WRITTEN EXERCISE:
Please extract each line from the entries below that contains the string "this". Matching is case-sensitive.

GIVEN INFORMATION:
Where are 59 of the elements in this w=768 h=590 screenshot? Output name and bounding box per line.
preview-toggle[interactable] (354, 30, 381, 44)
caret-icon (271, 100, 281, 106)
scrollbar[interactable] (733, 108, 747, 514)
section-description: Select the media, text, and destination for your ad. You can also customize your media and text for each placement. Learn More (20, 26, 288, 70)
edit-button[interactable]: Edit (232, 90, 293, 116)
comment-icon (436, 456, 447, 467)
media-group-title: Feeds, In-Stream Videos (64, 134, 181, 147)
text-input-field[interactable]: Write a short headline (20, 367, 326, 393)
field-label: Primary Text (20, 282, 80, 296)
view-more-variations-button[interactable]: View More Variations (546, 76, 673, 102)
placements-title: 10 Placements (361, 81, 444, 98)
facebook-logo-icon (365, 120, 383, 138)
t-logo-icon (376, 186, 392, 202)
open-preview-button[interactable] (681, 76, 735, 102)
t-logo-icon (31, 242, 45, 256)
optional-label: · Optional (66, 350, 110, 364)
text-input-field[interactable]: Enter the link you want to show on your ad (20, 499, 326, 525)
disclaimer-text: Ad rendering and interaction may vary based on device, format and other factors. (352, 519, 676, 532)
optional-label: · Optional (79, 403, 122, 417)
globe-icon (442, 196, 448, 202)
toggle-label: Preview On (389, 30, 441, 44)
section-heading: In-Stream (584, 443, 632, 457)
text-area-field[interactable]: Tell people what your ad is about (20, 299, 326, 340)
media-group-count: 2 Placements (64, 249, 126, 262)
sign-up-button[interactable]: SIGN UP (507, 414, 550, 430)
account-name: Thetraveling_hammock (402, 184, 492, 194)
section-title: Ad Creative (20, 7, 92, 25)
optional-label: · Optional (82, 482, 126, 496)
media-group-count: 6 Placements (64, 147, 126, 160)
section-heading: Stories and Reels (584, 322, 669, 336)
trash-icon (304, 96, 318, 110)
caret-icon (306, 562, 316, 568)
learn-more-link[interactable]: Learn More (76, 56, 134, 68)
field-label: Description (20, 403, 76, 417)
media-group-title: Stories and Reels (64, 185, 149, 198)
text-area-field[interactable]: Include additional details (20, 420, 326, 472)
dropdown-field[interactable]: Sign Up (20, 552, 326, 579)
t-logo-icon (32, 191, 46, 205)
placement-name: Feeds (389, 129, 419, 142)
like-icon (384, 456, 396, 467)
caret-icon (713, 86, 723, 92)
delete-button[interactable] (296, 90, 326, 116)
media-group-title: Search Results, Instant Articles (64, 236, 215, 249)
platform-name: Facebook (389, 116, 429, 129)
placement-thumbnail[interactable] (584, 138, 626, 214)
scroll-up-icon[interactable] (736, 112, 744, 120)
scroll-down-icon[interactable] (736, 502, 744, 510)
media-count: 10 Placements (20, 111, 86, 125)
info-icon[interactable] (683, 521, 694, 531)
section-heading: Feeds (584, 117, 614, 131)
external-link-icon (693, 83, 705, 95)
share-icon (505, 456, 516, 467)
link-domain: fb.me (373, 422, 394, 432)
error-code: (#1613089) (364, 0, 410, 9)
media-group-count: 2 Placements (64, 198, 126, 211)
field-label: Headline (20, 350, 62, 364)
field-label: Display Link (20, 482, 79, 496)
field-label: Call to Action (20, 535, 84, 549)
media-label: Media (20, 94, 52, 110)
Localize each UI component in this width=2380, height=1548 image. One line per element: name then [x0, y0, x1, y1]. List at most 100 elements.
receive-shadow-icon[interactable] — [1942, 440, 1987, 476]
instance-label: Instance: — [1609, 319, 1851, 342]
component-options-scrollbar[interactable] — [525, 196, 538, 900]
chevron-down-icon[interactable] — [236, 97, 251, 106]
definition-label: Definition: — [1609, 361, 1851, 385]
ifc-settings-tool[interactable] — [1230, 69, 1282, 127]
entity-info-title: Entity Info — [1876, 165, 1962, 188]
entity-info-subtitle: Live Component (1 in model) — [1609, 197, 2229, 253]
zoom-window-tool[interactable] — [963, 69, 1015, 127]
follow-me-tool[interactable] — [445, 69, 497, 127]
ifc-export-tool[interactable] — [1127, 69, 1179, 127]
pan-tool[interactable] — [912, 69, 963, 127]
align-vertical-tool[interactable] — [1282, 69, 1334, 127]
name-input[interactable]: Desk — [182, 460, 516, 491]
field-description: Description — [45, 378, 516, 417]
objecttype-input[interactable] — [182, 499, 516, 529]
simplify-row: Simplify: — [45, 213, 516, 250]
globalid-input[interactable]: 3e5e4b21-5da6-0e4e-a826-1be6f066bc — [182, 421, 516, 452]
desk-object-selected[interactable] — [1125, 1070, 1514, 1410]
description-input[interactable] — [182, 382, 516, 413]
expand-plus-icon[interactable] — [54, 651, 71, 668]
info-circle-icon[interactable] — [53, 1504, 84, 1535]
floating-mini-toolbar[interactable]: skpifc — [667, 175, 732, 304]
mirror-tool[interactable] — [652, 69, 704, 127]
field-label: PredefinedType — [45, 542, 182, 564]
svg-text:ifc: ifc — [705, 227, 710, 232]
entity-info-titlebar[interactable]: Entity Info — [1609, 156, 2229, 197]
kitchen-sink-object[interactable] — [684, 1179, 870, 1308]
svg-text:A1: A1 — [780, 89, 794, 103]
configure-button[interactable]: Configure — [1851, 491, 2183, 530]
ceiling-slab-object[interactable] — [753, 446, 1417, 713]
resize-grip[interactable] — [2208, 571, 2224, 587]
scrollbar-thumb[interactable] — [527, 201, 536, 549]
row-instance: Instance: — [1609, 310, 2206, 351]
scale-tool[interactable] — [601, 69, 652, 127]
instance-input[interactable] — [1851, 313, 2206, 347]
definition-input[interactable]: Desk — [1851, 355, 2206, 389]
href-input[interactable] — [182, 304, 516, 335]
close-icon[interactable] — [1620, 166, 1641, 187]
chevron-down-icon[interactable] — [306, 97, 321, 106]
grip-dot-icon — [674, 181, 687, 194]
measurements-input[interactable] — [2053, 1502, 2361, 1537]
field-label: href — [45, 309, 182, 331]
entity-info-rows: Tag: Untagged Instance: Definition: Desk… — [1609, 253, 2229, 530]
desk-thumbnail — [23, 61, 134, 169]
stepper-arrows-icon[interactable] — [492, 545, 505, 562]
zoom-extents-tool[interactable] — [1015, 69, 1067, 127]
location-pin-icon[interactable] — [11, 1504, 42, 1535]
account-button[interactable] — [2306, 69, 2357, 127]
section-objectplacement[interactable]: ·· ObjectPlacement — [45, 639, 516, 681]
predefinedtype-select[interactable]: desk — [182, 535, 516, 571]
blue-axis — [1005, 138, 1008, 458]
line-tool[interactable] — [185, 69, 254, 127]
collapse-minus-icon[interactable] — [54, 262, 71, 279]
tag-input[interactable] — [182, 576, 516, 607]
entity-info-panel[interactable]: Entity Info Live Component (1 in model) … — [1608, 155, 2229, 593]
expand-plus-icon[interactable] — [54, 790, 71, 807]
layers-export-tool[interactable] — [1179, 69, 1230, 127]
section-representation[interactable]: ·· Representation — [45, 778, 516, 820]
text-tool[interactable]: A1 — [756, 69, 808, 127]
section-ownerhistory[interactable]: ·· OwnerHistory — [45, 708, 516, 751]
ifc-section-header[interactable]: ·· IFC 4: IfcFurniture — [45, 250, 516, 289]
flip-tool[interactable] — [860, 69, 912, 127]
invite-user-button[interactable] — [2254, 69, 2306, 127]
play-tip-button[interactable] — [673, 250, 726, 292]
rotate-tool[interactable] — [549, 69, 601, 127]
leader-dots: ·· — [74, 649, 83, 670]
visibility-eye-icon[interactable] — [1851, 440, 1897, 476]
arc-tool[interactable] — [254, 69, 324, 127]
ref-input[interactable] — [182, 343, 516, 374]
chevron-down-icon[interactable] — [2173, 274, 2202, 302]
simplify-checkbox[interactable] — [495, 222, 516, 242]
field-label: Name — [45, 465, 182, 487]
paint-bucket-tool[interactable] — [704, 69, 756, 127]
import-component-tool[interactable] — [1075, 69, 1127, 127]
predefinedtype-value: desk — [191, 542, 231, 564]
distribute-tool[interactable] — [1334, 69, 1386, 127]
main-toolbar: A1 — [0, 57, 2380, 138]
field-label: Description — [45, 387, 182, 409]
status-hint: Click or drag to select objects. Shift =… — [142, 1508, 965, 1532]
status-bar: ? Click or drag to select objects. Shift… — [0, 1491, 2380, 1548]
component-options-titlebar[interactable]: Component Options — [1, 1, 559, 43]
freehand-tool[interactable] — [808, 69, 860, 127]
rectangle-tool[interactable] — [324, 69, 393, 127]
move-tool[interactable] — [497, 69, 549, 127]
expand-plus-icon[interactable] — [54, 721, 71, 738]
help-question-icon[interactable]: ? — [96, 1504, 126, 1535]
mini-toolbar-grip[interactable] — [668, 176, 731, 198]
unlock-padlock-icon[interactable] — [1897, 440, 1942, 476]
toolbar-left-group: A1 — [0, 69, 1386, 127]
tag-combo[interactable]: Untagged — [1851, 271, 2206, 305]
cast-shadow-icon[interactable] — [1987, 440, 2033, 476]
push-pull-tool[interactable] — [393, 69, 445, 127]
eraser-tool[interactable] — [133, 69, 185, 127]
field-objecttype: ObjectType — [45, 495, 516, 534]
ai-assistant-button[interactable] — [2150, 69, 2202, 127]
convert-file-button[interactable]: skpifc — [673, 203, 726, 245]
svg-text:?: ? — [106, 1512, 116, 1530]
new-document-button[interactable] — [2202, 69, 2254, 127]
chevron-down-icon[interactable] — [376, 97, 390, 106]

WRITTEN REPLY:
Where are 59 of the elements in this w=768 h=590 screenshot? Output name and bounding box per line.
Localize each UI component in this width=2380, height=1548 image. One line per element: name then [x0, y0, x1, y1]. List at most 100 elements.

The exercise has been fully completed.